> [REQUIRED WORK] Print all the entries verbatim.

## START DATASET ENTRIES

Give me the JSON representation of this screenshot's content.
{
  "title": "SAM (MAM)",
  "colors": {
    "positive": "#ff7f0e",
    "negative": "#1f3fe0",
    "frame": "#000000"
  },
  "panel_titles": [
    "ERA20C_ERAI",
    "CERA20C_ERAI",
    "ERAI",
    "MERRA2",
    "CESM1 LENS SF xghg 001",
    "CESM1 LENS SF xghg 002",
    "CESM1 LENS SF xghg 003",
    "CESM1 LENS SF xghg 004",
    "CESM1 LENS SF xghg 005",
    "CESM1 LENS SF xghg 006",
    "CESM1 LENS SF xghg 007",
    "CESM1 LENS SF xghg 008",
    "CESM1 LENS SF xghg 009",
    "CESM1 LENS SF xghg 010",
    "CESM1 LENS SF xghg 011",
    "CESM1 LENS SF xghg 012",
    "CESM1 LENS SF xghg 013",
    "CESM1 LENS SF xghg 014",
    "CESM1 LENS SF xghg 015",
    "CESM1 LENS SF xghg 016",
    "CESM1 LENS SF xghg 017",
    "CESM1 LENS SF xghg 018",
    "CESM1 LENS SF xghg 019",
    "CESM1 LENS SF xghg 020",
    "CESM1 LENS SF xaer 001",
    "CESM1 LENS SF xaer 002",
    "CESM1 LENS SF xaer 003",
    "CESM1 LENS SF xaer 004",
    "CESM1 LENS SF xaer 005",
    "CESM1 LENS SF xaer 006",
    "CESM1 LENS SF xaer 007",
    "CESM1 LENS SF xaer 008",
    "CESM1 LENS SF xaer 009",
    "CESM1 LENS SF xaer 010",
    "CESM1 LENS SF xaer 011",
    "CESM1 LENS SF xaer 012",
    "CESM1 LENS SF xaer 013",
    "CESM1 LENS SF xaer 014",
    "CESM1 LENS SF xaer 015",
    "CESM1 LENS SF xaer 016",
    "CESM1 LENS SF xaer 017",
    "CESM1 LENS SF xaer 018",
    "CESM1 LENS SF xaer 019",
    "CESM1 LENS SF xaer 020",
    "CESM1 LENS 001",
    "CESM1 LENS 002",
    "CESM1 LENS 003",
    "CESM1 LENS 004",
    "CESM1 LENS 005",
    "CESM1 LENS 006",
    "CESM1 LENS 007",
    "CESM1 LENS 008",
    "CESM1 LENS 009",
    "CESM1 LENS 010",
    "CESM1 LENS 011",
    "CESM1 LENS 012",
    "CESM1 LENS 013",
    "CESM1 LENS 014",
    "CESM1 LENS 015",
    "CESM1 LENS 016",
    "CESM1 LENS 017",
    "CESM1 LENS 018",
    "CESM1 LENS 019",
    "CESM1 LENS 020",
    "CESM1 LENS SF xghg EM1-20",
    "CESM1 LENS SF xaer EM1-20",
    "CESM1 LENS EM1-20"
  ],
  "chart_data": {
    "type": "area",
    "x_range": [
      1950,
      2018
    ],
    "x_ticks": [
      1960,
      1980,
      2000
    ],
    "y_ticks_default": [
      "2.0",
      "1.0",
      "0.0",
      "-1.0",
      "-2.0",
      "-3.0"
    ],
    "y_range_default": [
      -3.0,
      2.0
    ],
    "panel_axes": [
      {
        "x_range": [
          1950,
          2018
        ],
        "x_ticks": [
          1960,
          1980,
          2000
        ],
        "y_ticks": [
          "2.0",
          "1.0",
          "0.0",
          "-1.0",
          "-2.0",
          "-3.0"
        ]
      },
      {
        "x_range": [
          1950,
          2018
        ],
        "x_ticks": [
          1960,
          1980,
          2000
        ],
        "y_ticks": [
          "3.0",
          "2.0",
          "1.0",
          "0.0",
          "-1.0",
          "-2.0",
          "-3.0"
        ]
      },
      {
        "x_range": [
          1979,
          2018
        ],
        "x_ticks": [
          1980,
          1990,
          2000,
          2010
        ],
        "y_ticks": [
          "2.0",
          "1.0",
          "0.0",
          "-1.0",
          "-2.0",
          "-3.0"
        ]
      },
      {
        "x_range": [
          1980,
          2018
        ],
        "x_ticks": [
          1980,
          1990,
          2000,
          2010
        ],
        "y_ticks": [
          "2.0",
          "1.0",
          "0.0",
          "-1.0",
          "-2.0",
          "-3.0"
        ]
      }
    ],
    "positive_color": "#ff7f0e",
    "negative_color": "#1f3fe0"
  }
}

## END DATASET ENTRIES

> [RESULT OF THE EXERCISE]
Give me the JSON representation of this screenshot's content.
{
  "title": "SAM (MAM)",
  "colors": {
    "positive": "#ff7f0e",
    "negative": "#1f3fe0",
    "frame": "#000000"
  },
  "panel_titles": [
    "ERA20C_ERAI",
    "CERA20C_ERAI",
    "ERAI",
    "MERRA2",
    "CESM1 LENS SF xghg 001",
    "CESM1 LENS SF xghg 002",
    "CESM1 LENS SF xghg 003",
    "CESM1 LENS SF xghg 004",
    "CESM1 LENS SF xghg 005",
    "CESM1 LENS SF xghg 006",
    "CESM1 LENS SF xghg 007",
    "CESM1 LENS SF xghg 008",
    "CESM1 LENS SF xghg 009",
    "CESM1 LENS SF xghg 010",
    "CESM1 LENS SF xghg 011",
    "CESM1 LENS SF xghg 012",
    "CESM1 LENS SF xghg 013",
    "CESM1 LENS SF xghg 014",
    "CESM1 LENS SF xghg 015",
    "CESM1 LENS SF xghg 016",
    "CESM1 LENS SF xghg 017",
    "CESM1 LENS SF xghg 018",
    "CESM1 LENS SF xghg 019",
    "CESM1 LENS SF xghg 020",
    "CESM1 LENS SF xaer 001",
    "CESM1 LENS SF xaer 002",
    "CESM1 LENS SF xaer 003",
    "CESM1 LENS SF xaer 004",
    "CESM1 LENS SF xaer 005",
    "CESM1 LENS SF xaer 006",
    "CESM1 LENS SF xaer 007",
    "CESM1 LENS SF xaer 008",
    "CESM1 LENS SF xaer 009",
    "CESM1 LENS SF xaer 010",
    "CESM1 LENS SF xaer 011",
    "CESM1 LENS SF xaer 012",
    "CESM1 LENS SF xaer 013",
    "CESM1 LENS SF xaer 014",
    "CESM1 LENS SF xaer 015",
    "CESM1 LENS SF xaer 016",
    "CESM1 LENS SF xaer 017",
    "CESM1 LENS SF xaer 018",
    "CESM1 LENS SF xaer 019",
    "CESM1 LENS SF xaer 020",
    "CESM1 LENS 001",
    "CESM1 LENS 002",
    "CESM1 LENS 003",
    "CESM1 LENS 004",
    "CESM1 LENS 005",
    "CESM1 LENS 006",
    "CESM1 LENS 007",
    "CESM1 LENS 008",
    "CESM1 LENS 009",
    "CESM1 LENS 010",
    "CESM1 LENS 011",
    "CESM1 LENS 012",
    "CESM1 LENS 013",
    "CESM1 LENS 014",
    "CESM1 LENS 015",
    "CESM1 LENS 016",
    "CESM1 LENS 017",
    "CESM1 LENS 018",
    "CESM1 LENS 019",
    "CESM1 LENS 020",
    "CESM1 LENS SF xghg EM1-20",
    "CESM1 LENS SF xaer EM1-20",
    "CESM1 LENS EM1-20"
  ],
  "chart_data": {
    "type": "area",
    "x_range": [
      1950,
      2018
    ],
    "x_ticks": [
      1960,
      1980,
      2000
    ],
    "y_ticks_default": [
      "2.0",
      "1.0",
      "0.0",
      "-1.0",
      "-2.0",
      "-3.0"
    ],
    "y_range_default": [
      -3.0,
      2.0
    ],
    "panel_axes": [
      {
        "x_range": [
          1950,
          2018
        ],
        "x_ticks": [
          1960,
          1980,
          2000
        ],
        "y_ticks": [
          "2.0",
          "1.0",
          "0.0",
          "-1.0",
          "-2.0",
          "-3.0"
        ]
      },
      {
        "x_range": [
          1950,
          2018
        ],
        "x_ticks": [
          1960,
          1980,
          2000
        ],
        "y_ticks": [
          "3.0",
          "2.0",
          "1.0",
          "0.0",
          "-1.0",
          "-2.0",
          "-3.0"
        ]
      },
      {
        "x_range": [
          1979,
          2018
        ],
        "x_ticks": [
          1980,
          1990,
          2000,
          2010
        ],
        "y_ticks": [
          "2.0",
          "1.0",
          "0.0",
          "-1.0",
          "-2.0",
          "-3.0"
        ]
      },
      {
        "x_range": [
          1980,
          2018
        ],
        "x_ticks": [
          1980,
          1990,
          2000,
          2010
        ],
        "y_ticks": [
          "2.0",
          "1.0",
          "0.0",
          "-1.0",
          "-2.0",
          "-3.0"
        ]
      }
    ],
    "positive_color": "#ff7f0e",
    "negative_color": "#1f3fe0"
  }
}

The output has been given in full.